Give the listing below again in full, exactly as written.
-- start Input rows --
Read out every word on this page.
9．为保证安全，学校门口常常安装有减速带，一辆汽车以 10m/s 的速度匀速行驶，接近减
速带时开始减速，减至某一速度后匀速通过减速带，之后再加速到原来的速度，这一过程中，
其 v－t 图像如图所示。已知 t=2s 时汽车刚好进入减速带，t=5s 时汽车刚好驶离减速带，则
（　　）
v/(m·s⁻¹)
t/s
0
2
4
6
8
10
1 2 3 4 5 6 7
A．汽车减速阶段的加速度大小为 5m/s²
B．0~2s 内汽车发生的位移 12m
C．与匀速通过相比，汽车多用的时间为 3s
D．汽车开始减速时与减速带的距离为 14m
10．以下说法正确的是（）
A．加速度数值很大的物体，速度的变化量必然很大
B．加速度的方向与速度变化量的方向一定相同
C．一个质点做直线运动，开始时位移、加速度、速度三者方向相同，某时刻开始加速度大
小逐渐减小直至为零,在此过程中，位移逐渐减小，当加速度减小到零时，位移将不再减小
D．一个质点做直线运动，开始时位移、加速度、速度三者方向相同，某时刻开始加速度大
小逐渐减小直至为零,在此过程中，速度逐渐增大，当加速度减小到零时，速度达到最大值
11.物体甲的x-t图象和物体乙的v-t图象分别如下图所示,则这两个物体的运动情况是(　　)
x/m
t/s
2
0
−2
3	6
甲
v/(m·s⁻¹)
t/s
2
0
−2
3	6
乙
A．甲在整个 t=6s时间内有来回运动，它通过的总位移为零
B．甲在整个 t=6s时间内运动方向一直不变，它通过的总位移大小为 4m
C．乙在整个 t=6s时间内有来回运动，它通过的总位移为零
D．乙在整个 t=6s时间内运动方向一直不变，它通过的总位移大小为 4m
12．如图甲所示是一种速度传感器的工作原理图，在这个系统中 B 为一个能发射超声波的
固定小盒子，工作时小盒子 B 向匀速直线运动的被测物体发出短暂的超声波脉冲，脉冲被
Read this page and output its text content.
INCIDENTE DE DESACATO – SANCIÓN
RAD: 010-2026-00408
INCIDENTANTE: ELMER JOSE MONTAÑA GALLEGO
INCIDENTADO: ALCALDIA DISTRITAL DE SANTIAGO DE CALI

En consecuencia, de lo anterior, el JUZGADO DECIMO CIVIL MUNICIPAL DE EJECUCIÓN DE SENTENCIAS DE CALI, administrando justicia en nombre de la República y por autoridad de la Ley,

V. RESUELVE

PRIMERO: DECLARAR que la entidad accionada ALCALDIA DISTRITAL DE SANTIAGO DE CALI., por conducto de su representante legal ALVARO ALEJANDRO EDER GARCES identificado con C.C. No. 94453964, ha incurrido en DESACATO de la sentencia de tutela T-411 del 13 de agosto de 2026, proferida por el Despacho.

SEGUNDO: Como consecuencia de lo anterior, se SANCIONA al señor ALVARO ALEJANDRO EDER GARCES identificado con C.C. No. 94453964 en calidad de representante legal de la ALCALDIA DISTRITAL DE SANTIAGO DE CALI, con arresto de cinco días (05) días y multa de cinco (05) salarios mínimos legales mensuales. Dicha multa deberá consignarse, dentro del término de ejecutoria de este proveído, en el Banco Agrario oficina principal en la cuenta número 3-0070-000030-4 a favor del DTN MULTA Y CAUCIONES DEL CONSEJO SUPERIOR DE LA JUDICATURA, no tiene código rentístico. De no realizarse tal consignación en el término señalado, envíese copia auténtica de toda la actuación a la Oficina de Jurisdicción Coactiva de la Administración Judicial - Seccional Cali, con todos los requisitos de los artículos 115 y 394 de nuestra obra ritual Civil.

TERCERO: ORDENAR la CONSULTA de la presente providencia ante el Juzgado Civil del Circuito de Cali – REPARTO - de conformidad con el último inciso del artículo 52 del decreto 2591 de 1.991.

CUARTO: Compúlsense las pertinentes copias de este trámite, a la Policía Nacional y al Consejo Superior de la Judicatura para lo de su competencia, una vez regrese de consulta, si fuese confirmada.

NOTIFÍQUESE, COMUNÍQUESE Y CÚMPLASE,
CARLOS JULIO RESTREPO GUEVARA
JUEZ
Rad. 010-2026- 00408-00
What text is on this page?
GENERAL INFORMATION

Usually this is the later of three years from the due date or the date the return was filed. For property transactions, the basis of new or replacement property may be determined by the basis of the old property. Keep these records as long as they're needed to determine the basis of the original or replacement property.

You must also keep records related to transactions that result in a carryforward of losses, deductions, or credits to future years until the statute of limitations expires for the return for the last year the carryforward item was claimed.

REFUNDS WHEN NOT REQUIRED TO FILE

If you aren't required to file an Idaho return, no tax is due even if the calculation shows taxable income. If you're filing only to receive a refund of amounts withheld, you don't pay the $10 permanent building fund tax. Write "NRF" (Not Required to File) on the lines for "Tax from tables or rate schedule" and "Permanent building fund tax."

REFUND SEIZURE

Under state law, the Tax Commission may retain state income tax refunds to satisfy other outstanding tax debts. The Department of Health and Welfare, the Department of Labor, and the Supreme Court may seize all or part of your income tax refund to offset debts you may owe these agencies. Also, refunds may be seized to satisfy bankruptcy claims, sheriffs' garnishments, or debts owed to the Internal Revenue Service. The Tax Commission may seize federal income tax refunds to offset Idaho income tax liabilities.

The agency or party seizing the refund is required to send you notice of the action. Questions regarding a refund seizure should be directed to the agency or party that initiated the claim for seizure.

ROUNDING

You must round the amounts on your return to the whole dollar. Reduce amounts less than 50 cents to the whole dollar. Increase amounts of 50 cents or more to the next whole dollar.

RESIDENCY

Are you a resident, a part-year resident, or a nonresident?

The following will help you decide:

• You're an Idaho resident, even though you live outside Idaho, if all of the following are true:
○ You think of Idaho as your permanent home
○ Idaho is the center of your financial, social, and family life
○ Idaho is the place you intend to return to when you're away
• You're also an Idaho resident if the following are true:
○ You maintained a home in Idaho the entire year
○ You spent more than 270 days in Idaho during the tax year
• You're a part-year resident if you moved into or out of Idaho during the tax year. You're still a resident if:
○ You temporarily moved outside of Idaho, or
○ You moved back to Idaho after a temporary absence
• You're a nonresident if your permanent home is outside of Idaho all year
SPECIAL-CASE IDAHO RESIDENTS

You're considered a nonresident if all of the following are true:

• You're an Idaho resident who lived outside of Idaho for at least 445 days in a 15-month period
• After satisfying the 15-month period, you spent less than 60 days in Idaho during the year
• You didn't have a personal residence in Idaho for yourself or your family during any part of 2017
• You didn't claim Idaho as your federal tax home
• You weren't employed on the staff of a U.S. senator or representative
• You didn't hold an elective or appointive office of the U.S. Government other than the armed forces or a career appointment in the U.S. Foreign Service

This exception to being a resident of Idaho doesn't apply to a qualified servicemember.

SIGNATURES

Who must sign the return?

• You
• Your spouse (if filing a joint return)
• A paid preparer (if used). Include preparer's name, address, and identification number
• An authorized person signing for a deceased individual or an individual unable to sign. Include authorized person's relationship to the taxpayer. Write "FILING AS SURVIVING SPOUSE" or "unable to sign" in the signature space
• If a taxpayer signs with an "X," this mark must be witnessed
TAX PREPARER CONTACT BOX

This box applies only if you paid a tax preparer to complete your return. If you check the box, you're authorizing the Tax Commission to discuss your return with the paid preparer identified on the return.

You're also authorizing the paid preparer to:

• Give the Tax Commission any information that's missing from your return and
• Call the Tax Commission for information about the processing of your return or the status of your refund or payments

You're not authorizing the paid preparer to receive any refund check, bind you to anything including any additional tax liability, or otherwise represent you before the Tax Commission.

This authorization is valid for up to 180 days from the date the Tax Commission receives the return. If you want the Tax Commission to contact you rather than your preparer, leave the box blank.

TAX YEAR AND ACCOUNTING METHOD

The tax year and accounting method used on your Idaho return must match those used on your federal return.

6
-- end Input rows --
(The completed task):
Read out every word on this page.
9．为保证安全，学校门口常常安装有减速带，一辆汽车以 10m/s 的速度匀速行驶，接近减
速带时开始减速，减至某一速度后匀速通过减速带，之后再加速到原来的速度，这一过程中，
其 v－t 图像如图所示。已知 t=2s 时汽车刚好进入减速带，t=5s 时汽车刚好驶离减速带，则
（　　）
v/(m·s⁻¹)
t/s
0
2
4
6
8
10
1 2 3 4 5 6 7
A．汽车减速阶段的加速度大小为 5m/s²
B．0~2s 内汽车发生的位移 12m
C．与匀速通过相比，汽车多用的时间为 3s
D．汽车开始减速时与减速带的距离为 14m
10．以下说法正确的是（）
A．加速度数值很大的物体，速度的变化量必然很大
B．加速度的方向与速度变化量的方向一定相同
C．一个质点做直线运动，开始时位移、加速度、速度三者方向相同，某时刻开始加速度大
小逐渐减小直至为零,在此过程中，位移逐渐减小，当加速度减小到零时，位移将不再减小
D．一个质点做直线运动，开始时位移、加速度、速度三者方向相同，某时刻开始加速度大
小逐渐减小直至为零,在此过程中，速度逐渐增大，当加速度减小到零时，速度达到最大值
11.物体甲的x-t图象和物体乙的v-t图象分别如下图所示,则这两个物体的运动情况是(　　)
x/m
t/s
2
0
−2
3	6
甲
v/(m·s⁻¹)
t/s
2
0
−2
3	6
乙
A．甲在整个 t=6s时间内有来回运动，它通过的总位移为零
B．甲在整个 t=6s时间内运动方向一直不变，它通过的总位移大小为 4m
C．乙在整个 t=6s时间内有来回运动，它通过的总位移为零
D．乙在整个 t=6s时间内运动方向一直不变，它通过的总位移大小为 4m
12．如图甲所示是一种速度传感器的工作原理图，在这个系统中 B 为一个能发射超声波的
固定小盒子，工作时小盒子 B 向匀速直线运动的被测物体发出短暂的超声波脉冲，脉冲被
Read this page and output its text content.
INCIDENTE DE DESACATO – SANCIÓN
RAD: 010-2026-00408
INCIDENTANTE: ELMER JOSE MONTAÑA GALLEGO
INCIDENTADO: ALCALDIA DISTRITAL DE SANTIAGO DE CALI

En consecuencia, de lo anterior, el JUZGADO DECIMO CIVIL MUNICIPAL DE EJECUCIÓN DE SENTENCIAS DE CALI, administrando justicia en nombre de la República y por autoridad de la Ley,

V. RESUELVE

PRIMERO: DECLARAR que la entidad accionada ALCALDIA DISTRITAL DE SANTIAGO DE CALI., por conducto de su representante legal ALVARO ALEJANDRO EDER GARCES identificado con C.C. No. 94453964, ha incurrido en DESACATO de la sentencia de tutela T-411 del 13 de agosto de 2026, proferida por el Despacho.

SEGUNDO: Como consecuencia de lo anterior, se SANCIONA al señor ALVARO ALEJANDRO EDER GARCES identificado con C.C. No. 94453964 en calidad de representante legal de la ALCALDIA DISTRITAL DE SANTIAGO DE CALI, con arresto de cinco días (05) días y multa de cinco (05) salarios mínimos legales mensuales. Dicha multa deberá consignarse, dentro del término de ejecutoria de este proveído, en el Banco Agrario oficina principal en la cuenta número 3-0070-000030-4 a favor del DTN MULTA Y CAUCIONES DEL CONSEJO SUPERIOR DE LA JUDICATURA, no tiene código rentístico. De no realizarse tal consignación en el término señalado, envíese copia auténtica de toda la actuación a la Oficina de Jurisdicción Coactiva de la Administración Judicial - Seccional Cali, con todos los requisitos de los artículos 115 y 394 de nuestra obra ritual Civil.

TERCERO: ORDENAR la CONSULTA de la presente providencia ante el Juzgado Civil del Circuito de Cali – REPARTO - de conformidad con el último inciso del artículo 52 del decreto 2591 de 1.991.

CUARTO: Compúlsense las pertinentes copias de este trámite, a la Policía Nacional y al Consejo Superior de la Judicatura para lo de su competencia, una vez regrese de consulta, si fuese confirmada.

NOTIFÍQUESE, COMUNÍQUESE Y CÚMPLASE,
CARLOS JULIO RESTREPO GUEVARA
JUEZ
Rad. 010-2026- 00408-00
What text is on this page?
GENERAL INFORMATION

Usually this is the later of three years from the due date or the date the return was filed. For property transactions, the basis of new or replacement property may be determined by the basis of the old property. Keep these records as long as they're needed to determine the basis of the original or replacement property.

You must also keep records related to transactions that result in a carryforward of losses, deductions, or credits to future years until the statute of limitations expires for the return for the last year the carryforward item was claimed.

REFUNDS WHEN NOT REQUIRED TO FILE

If you aren't required to file an Idaho return, no tax is due even if the calculation shows taxable income. If you're filing only to receive a refund of amounts withheld, you don't pay the $10 permanent building fund tax. Write "NRF" (Not Required to File) on the lines for "Tax from tables or rate schedule" and "Permanent building fund tax."

REFUND SEIZURE

Under state law, the Tax Commission may retain state income tax refunds to satisfy other outstanding tax debts. The Department of Health and Welfare, the Department of Labor, and the Supreme Court may seize all or part of your income tax refund to offset debts you may owe these agencies. Also, refunds may be seized to satisfy bankruptcy claims, sheriffs' garnishments, or debts owed to the Internal Revenue Service. The Tax Commission may seize federal income tax refunds to offset Idaho income tax liabilities.

The agency or party seizing the refund is required to send you notice of the action. Questions regarding a refund seizure should be directed to the agency or party that initiated the claim for seizure.

ROUNDING

You must round the amounts on your return to the whole dollar. Reduce amounts less than 50 cents to the whole dollar. Increase amounts of 50 cents or more to the next whole dollar.

RESIDENCY

Are you a resident, a part-year resident, or a nonresident?

The following will help you decide:

• You're an Idaho resident, even though you live outside Idaho, if all of the following are true:
○ You think of Idaho as your permanent home
○ Idaho is the center of your financial, social, and family life
○ Idaho is the place you intend to return to when you're away
• You're also an Idaho resident if the following are true:
○ You maintained a home in Idaho the entire year
○ You spent more than 270 days in Idaho during the tax year
• You're a part-year resident if you moved into or out of Idaho during the tax year. You're still a resident if:
○ You temporarily moved outside of Idaho, or
○ You moved back to Idaho after a temporary absence
• You're a nonresident if your permanent home is outside of Idaho all year
SPECIAL-CASE IDAHO RESIDENTS

You're considered a nonresident if all of the following are true:

• You're an Idaho resident who lived outside of Idaho for at least 445 days in a 15-month period
• After satisfying the 15-month period, you spent less than 60 days in Idaho during the year
• You didn't have a personal residence in Idaho for yourself or your family during any part of 2017
• You didn't claim Idaho as your federal tax home
• You weren't employed on the staff of a U.S. senator or representative
• You didn't hold an elective or appointive office of the U.S. Government other than the armed forces or a career appointment in the U.S. Foreign Service

This exception to being a resident of Idaho doesn't apply to a qualified servicemember.

SIGNATURES

Who must sign the return?

• You
• Your spouse (if filing a joint return)
• A paid preparer (if used). Include preparer's name, address, and identification number
• An authorized person signing for a deceased individual or an individual unable to sign. Include authorized person's relationship to the taxpayer. Write "FILING AS SURVIVING SPOUSE" or "unable to sign" in the signature space
• If a taxpayer signs with an "X," this mark must be witnessed
TAX PREPARER CONTACT BOX

This box applies only if you paid a tax preparer to complete your return. If you check the box, you're authorizing the Tax Commission to discuss your return with the paid preparer identified on the return.

You're also authorizing the paid preparer to:

• Give the Tax Commission any information that's missing from your return and
• Call the Tax Commission for information about the processing of your return or the status of your refund or payments

You're not authorizing the paid preparer to receive any refund check, bind you to anything including any additional tax liability, or otherwise represent you before the Tax Commission.

This authorization is valid for up to 180 days from the date the Tax Commission receives the return. If you want the Tax Commission to contact you rather than your preparer, leave the box blank.

TAX YEAR AND ACCOUNTING METHOD

The tax year and accounting method used on your Idaho return must match those used on your federal return.

6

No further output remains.